* Problem statement: Could you reproduce, character for character, the lines in the records below from the one containing "header-year-model: Year/Model <box>10" through the one containing "cell-program-pn: 37805-R1Y-L92 <box>665", both included?

--- Task material ---

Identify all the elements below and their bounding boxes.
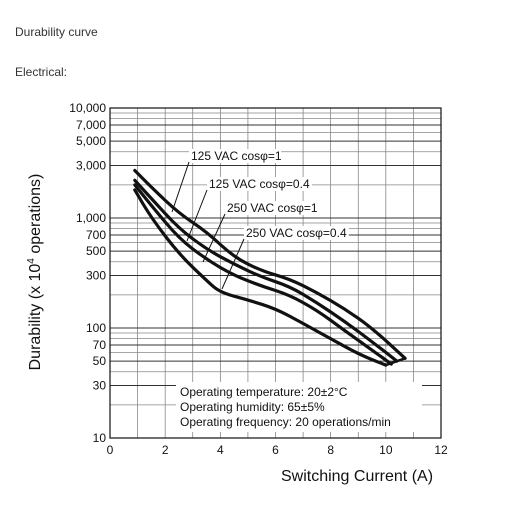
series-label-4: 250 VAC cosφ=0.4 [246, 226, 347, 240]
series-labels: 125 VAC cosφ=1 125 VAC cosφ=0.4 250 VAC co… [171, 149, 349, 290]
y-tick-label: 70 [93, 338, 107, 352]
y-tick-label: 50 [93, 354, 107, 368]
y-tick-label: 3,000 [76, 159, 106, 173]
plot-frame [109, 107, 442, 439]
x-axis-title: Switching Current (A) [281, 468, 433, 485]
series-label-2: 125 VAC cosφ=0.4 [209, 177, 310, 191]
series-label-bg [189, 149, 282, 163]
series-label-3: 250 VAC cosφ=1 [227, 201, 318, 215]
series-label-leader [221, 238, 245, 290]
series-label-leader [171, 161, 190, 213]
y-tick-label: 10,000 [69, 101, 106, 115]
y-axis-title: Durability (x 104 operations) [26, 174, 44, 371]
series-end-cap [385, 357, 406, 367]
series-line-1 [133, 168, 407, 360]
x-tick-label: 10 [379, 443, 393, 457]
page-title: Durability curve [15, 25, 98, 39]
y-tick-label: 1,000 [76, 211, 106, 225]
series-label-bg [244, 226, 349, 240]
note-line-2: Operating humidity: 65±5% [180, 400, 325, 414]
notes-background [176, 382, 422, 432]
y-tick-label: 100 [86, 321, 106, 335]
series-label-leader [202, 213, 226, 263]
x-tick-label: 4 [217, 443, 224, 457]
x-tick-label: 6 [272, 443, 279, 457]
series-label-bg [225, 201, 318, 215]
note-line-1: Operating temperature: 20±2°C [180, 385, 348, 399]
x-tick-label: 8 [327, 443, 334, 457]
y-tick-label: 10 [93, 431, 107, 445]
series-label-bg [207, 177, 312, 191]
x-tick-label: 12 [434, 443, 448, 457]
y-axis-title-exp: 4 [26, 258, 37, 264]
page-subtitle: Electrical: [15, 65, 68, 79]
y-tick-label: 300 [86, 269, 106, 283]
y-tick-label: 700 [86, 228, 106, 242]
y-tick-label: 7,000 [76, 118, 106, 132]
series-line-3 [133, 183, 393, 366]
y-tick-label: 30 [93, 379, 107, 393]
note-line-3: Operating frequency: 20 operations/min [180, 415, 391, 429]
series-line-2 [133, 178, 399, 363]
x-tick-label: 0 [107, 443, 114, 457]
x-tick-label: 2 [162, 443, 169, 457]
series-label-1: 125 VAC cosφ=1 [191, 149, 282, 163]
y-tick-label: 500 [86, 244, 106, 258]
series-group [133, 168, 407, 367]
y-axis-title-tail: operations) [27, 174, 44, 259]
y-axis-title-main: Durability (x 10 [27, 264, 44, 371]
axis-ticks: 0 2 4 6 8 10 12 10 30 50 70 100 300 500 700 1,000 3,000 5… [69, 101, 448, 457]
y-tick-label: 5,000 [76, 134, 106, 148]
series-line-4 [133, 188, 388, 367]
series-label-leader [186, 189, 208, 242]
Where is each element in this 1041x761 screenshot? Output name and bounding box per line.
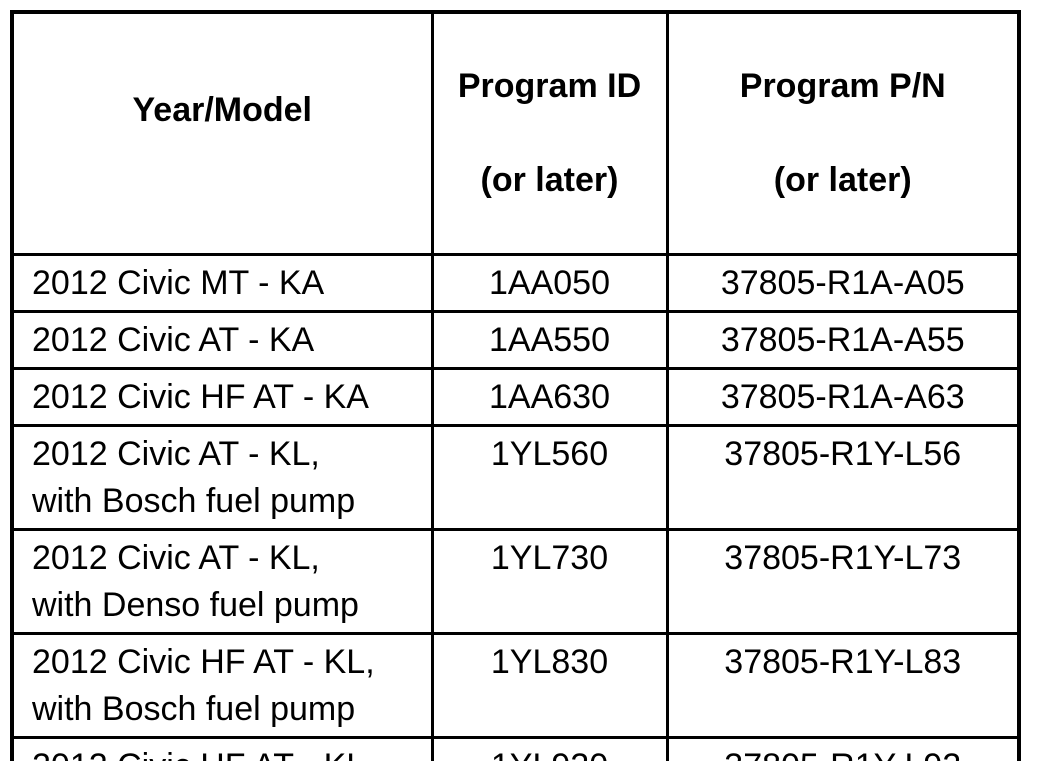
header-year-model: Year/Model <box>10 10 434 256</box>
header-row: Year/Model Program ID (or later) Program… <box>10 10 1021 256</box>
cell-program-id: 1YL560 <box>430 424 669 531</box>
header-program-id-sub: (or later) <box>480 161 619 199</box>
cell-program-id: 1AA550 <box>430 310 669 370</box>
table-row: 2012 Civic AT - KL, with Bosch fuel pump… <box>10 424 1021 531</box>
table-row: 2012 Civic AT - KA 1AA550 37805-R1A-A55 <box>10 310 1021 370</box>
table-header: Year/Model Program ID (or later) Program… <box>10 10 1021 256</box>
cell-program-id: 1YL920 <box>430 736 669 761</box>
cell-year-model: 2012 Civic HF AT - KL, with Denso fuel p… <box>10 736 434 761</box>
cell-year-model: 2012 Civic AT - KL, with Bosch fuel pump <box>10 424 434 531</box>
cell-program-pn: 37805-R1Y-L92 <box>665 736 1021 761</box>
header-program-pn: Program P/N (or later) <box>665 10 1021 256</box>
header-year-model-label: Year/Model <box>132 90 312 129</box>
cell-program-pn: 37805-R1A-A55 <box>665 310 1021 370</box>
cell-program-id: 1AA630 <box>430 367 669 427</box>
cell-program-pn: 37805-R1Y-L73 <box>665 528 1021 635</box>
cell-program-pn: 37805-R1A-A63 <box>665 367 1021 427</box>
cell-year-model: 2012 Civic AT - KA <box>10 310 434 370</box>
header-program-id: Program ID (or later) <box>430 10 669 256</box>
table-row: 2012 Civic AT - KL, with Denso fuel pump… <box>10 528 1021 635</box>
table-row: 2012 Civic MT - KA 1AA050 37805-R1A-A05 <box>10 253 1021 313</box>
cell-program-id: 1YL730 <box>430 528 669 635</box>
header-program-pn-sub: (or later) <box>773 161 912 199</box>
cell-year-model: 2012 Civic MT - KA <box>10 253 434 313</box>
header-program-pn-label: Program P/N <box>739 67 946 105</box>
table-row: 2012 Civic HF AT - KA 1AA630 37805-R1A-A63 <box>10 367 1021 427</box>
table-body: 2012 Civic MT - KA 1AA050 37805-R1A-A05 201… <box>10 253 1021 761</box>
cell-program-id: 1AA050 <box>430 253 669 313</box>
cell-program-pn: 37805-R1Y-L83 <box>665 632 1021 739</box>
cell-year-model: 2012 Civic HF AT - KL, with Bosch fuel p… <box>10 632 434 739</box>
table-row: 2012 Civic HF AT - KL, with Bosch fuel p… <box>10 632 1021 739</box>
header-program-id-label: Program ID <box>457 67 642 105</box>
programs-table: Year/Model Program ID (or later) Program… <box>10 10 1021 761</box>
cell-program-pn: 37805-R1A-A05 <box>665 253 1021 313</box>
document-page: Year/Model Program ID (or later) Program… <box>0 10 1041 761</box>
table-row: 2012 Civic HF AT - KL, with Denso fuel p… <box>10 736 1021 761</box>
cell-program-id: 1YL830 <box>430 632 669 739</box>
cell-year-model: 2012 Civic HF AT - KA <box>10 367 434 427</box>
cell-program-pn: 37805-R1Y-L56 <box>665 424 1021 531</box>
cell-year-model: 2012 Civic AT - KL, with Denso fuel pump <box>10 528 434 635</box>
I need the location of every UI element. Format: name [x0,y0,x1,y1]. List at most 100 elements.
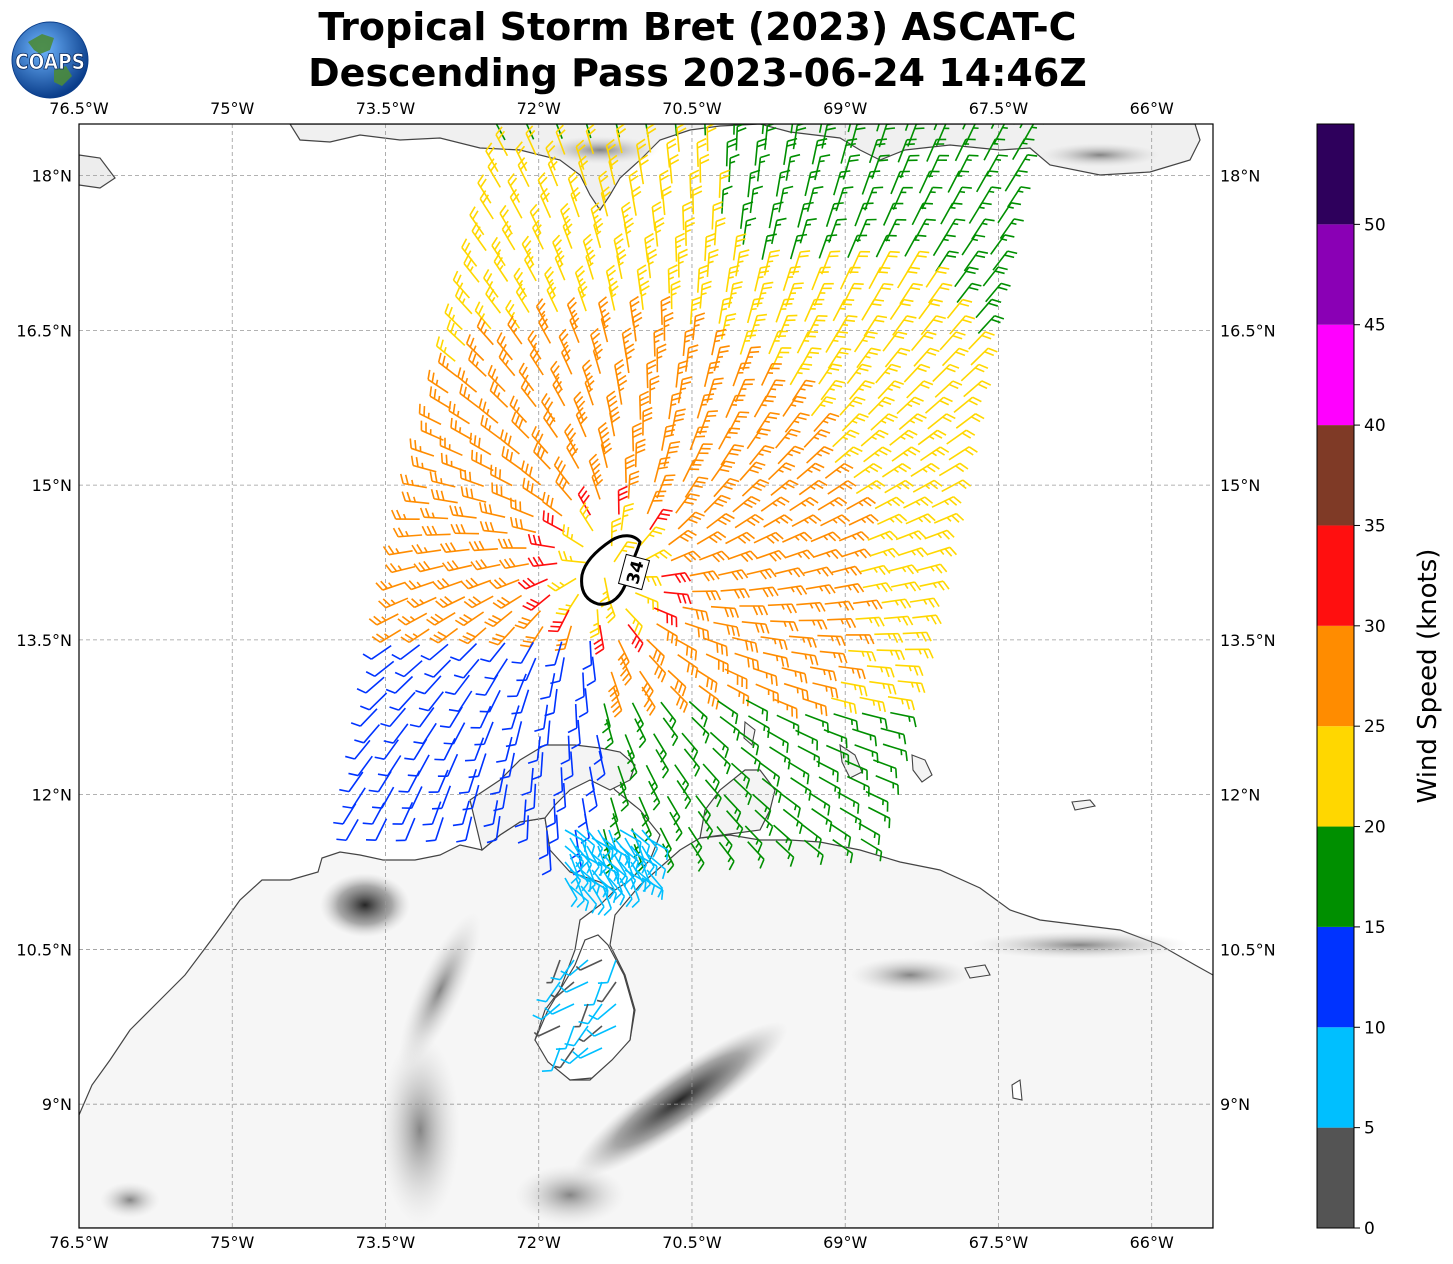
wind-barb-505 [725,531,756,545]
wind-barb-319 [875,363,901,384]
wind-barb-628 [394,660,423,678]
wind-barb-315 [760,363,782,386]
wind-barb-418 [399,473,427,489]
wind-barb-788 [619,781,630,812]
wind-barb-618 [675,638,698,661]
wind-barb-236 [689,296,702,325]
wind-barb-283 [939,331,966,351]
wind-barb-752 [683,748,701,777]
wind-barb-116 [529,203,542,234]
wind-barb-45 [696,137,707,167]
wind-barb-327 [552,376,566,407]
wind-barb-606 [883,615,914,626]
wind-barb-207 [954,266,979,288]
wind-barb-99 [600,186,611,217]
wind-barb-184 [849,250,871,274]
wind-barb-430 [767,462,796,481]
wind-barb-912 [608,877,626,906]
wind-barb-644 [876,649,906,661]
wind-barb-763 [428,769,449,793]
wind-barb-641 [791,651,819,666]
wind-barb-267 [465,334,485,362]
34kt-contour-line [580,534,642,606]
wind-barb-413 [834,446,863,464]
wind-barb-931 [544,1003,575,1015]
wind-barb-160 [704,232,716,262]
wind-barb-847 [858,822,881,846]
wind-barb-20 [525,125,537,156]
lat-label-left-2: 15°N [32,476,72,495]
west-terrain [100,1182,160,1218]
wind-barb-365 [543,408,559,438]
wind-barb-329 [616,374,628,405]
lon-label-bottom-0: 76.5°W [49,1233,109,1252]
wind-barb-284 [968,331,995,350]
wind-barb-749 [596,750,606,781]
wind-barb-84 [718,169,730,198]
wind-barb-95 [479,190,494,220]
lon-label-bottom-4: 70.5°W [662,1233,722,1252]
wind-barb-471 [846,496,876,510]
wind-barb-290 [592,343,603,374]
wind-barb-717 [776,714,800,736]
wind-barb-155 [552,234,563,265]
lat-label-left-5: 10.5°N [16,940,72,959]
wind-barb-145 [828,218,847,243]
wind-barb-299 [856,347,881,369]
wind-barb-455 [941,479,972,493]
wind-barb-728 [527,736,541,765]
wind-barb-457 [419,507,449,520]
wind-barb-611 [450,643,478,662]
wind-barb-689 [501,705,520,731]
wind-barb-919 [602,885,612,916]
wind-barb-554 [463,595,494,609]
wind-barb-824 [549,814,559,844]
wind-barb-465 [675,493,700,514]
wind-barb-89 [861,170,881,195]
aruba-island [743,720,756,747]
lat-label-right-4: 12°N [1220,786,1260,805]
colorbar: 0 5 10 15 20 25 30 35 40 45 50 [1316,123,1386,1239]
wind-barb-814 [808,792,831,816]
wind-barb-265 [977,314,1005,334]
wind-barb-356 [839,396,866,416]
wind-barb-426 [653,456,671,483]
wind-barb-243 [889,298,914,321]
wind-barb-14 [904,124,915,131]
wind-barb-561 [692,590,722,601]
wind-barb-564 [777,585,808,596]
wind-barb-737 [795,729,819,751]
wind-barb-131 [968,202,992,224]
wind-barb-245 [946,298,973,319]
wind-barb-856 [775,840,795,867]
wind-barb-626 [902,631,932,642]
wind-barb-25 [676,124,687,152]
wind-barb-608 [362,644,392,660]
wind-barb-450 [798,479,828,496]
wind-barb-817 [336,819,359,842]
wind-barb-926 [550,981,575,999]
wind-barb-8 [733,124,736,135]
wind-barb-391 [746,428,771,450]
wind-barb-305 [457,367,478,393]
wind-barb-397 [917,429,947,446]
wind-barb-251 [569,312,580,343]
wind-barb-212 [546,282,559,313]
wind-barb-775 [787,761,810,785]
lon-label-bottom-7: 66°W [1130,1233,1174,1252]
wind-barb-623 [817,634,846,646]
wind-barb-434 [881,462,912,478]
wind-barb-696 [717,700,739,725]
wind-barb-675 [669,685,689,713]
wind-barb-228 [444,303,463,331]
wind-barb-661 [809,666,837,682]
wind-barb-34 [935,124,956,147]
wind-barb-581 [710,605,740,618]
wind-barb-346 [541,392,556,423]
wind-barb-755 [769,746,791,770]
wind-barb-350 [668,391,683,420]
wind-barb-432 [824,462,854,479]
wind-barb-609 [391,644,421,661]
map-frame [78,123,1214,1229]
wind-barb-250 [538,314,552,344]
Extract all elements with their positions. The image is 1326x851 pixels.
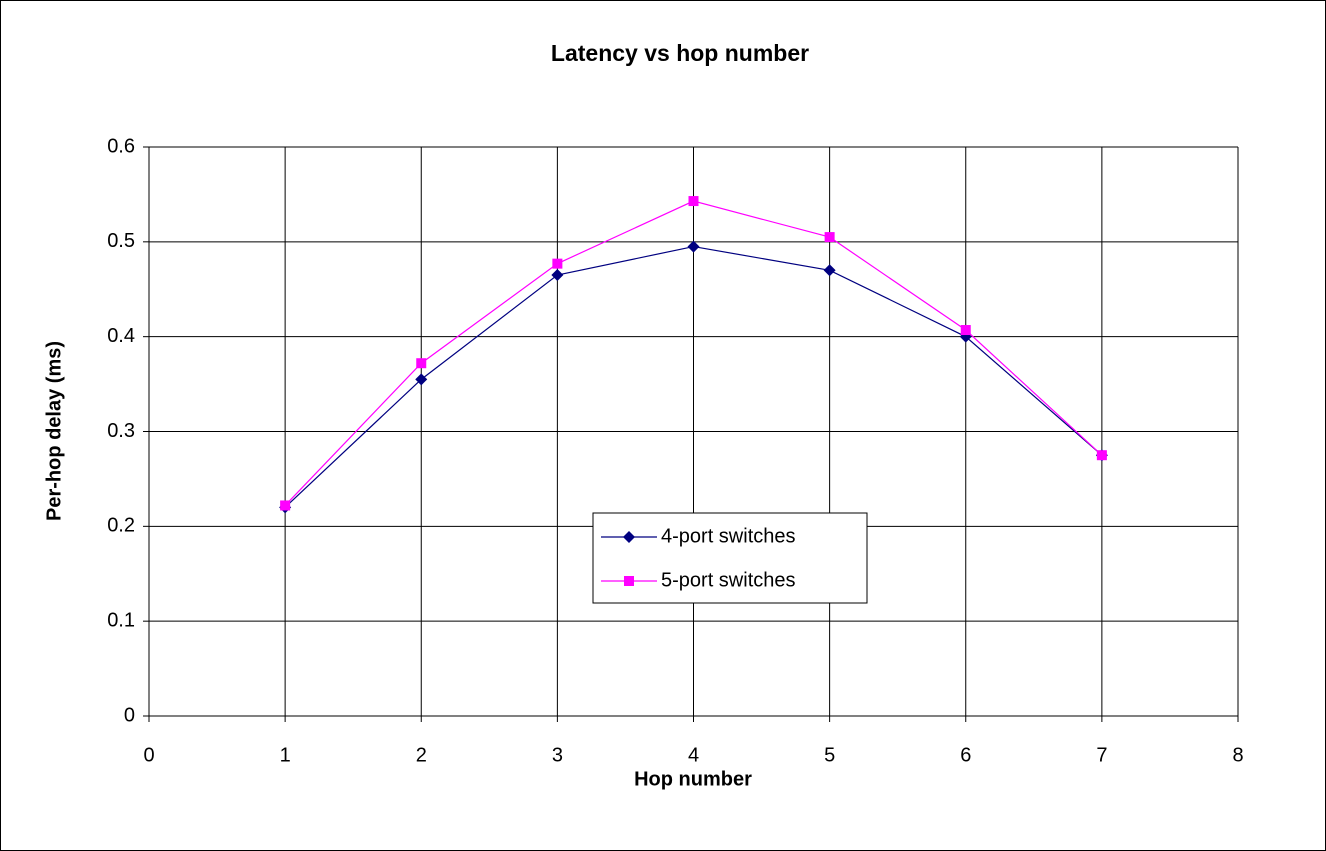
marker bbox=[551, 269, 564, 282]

---

* The result:
header-year-model: Year/Model <box>10 10 434 256</box>
header-row: Year/Model Program ID (or later) Program… <box>10 10 1021 256</box>
cell-program-id: 1YL560 <box>430 424 669 531</box>
header-program-id-sub: (or later) <box>480 161 619 199</box>
cell-program-id: 1AA550 <box>430 310 669 370</box>
table-row: 2012 Civic AT - KL, with Bosch fuel pump… <box>10 424 1021 531</box>
table-row: 2012 Civic AT - KA 1AA550 37805-R1A-A55 <box>10 310 1021 370</box>
table-header: Year/Model Program ID (or later) Program… <box>10 10 1021 256</box>
cell-program-id: 1YL920 <box>430 736 669 761</box>
cell-year-model: 2012 Civic HF AT - KL, with Denso fuel p… <box>10 736 434 761</box>
cell-year-model: 2012 Civic AT - KL, with Bosch fuel pump <box>10 424 434 531</box>
cell-program-pn: 37805-R1Y-L92 <box>665 736 1021 761</box>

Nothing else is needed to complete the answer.